- **Record set**
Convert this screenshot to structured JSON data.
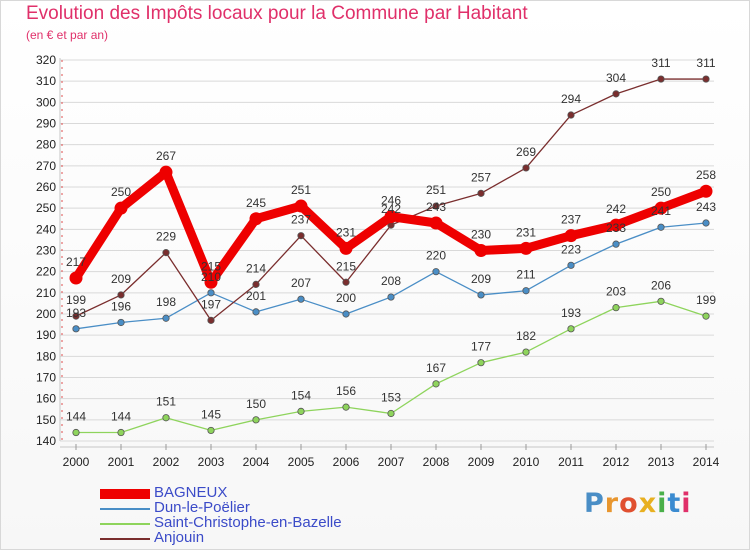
{
  "header": {
    "title": "Evolution des Impôts locaux pour la Commune par Habitant",
    "subtitle": "(en € et par an)"
  },
  "logo_text": "Proxiti",
  "chart_data": {
    "type": "line",
    "title": "Evolution des Impôts locaux pour la Commune par Habitant",
    "subtitle": "(en € et par an)",
    "xlabel": "",
    "ylabel": "",
    "x": [
      2000,
      2001,
      2002,
      2003,
      2004,
      2005,
      2006,
      2007,
      2008,
      2009,
      2010,
      2011,
      2012,
      2013,
      2014
    ],
    "ylim": [
      140,
      320
    ],
    "yticks": [
      140,
      150,
      160,
      170,
      180,
      190,
      200,
      210,
      220,
      230,
      240,
      250,
      260,
      270,
      280,
      290,
      300,
      310,
      320
    ],
    "grid": "horizontal",
    "legend_position": "bottom-left",
    "series": [
      {
        "name": "BAGNEUX",
        "color": "#ee0000",
        "values": [
          217,
          250,
          267,
          215,
          245,
          251,
          231,
          246,
          243,
          230,
          231,
          237,
          242,
          250,
          258
        ],
        "labels": [
          "217",
          "250",
          "267",
          "215",
          "245",
          "251",
          "231",
          "246",
          "243",
          "230",
          "231",
          "237",
          "242",
          "250",
          "258"
        ]
      },
      {
        "name": "Dun-le-Poëlier",
        "color": "#4a8ec6",
        "values": [
          193,
          196,
          198,
          210,
          201,
          207,
          200,
          208,
          220,
          209,
          211,
          223,
          233,
          241,
          243
        ],
        "labels": [
          "193",
          "196",
          "198",
          "210",
          "201",
          "207",
          "200",
          "208",
          "220",
          "209",
          "211",
          "223",
          "233",
          "241",
          "243"
        ]
      },
      {
        "name": "Saint-Christophe-en-Bazelle",
        "color": "#8ed45c",
        "values": [
          144,
          144,
          151,
          145,
          150,
          154,
          156,
          153,
          167,
          177,
          182,
          193,
          203,
          206,
          199
        ],
        "labels": [
          "144",
          "144",
          "151",
          "145",
          "150",
          "154",
          "156",
          "153",
          "167",
          "177",
          "182",
          "193",
          "203",
          "206",
          "199"
        ]
      },
      {
        "name": "Anjouin",
        "color": "#7a2e2e",
        "values": [
          199,
          209,
          229,
          197,
          214,
          237,
          215,
          242,
          251,
          257,
          269,
          294,
          304,
          311,
          311
        ],
        "labels": [
          "199",
          "209",
          "229",
          "197",
          "214",
          "237",
          "215",
          "242",
          "251",
          "257",
          "269",
          "294",
          "304",
          "311",
          "311"
        ]
      }
    ]
  }
}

- **Goal**
Count every line bearing the word "subtitle"; report the total only.

- **Answer below**
2